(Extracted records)
----------------

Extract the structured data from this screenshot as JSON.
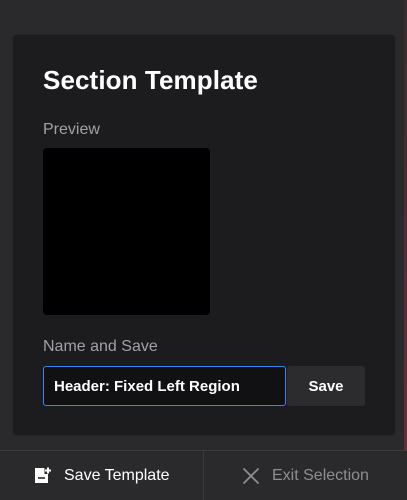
{
  "panel": {
    "title": "Section Template",
    "preview_label": "Preview",
    "name_label": "Name and Save",
    "name_input": {
      "value": "Header: Fixed Left Region",
      "placeholder": ""
    },
    "save_label": "Save"
  },
  "bottom_bar": {
    "save_template_label": "Save Template",
    "save_template_icon": "document-add-icon",
    "exit_selection_label": "Exit Selection",
    "exit_selection_icon": "close-icon"
  },
  "colors": {
    "panel_background": "#1c1c1e",
    "preview_background": "#000000",
    "input_focus_border": "#3b82f6",
    "muted_text": "#a1a1a6",
    "disabled_text": "#8e8e93"
  }
}
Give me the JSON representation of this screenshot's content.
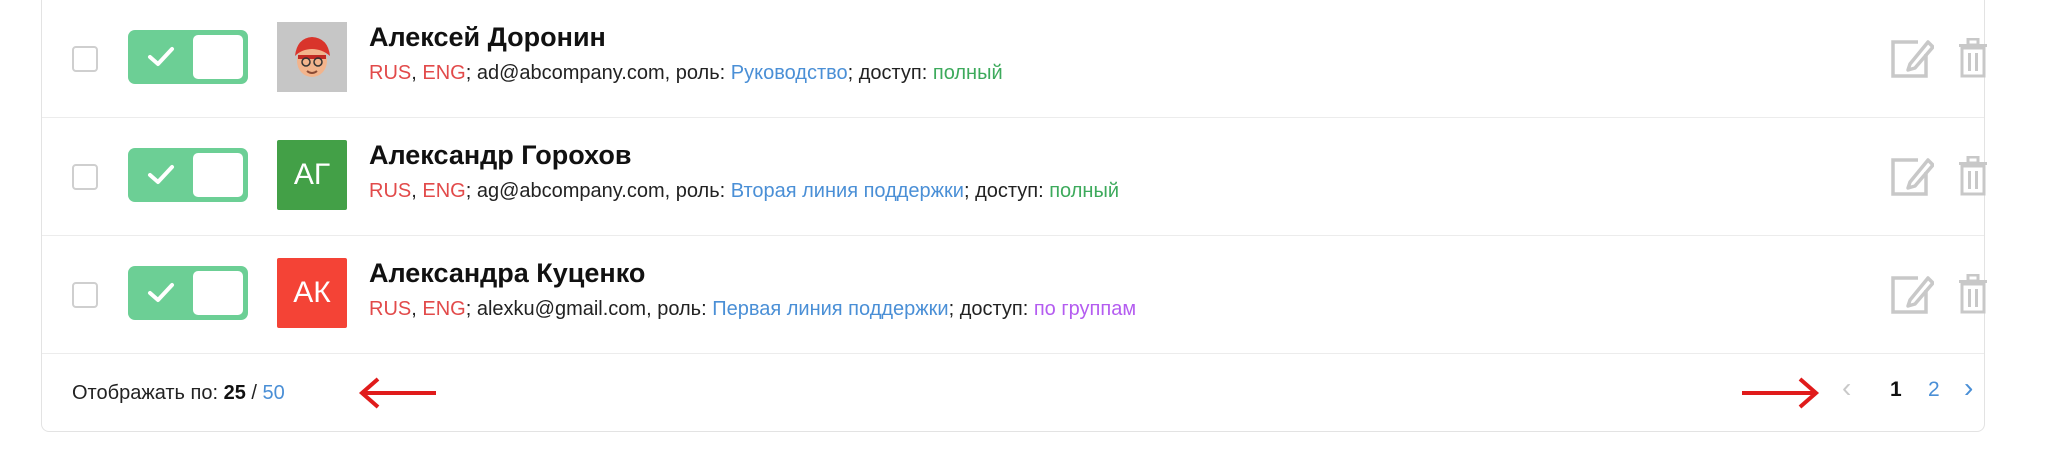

----------------

▶ _Goal_: Repeat each line of the records above exactly, but do not copy the pictures.

▶ _Problem solution_:
Extract the structured data from this screenshot as JSON.
{
  "panel": {
    "title": "Section Template",
    "preview_label": "Preview",
    "name_label": "Name and Save",
    "name_input": {
      "value": "Header: Fixed Left Region",
      "placeholder": ""
    },
    "save_label": "Save"
  },
  "bottom_bar": {
    "save_template_label": "Save Template",
    "save_template_icon": "document-add-icon",
    "exit_selection_label": "Exit Selection",
    "exit_selection_icon": "close-icon"
  },
  "colors": {
    "panel_background": "#1c1c1e",
    "preview_background": "#000000",
    "input_focus_border": "#3b82f6",
    "muted_text": "#a1a1a6",
    "disabled_text": "#8e8e93"
  }
}
Give me the JSON representation of this screenshot's content.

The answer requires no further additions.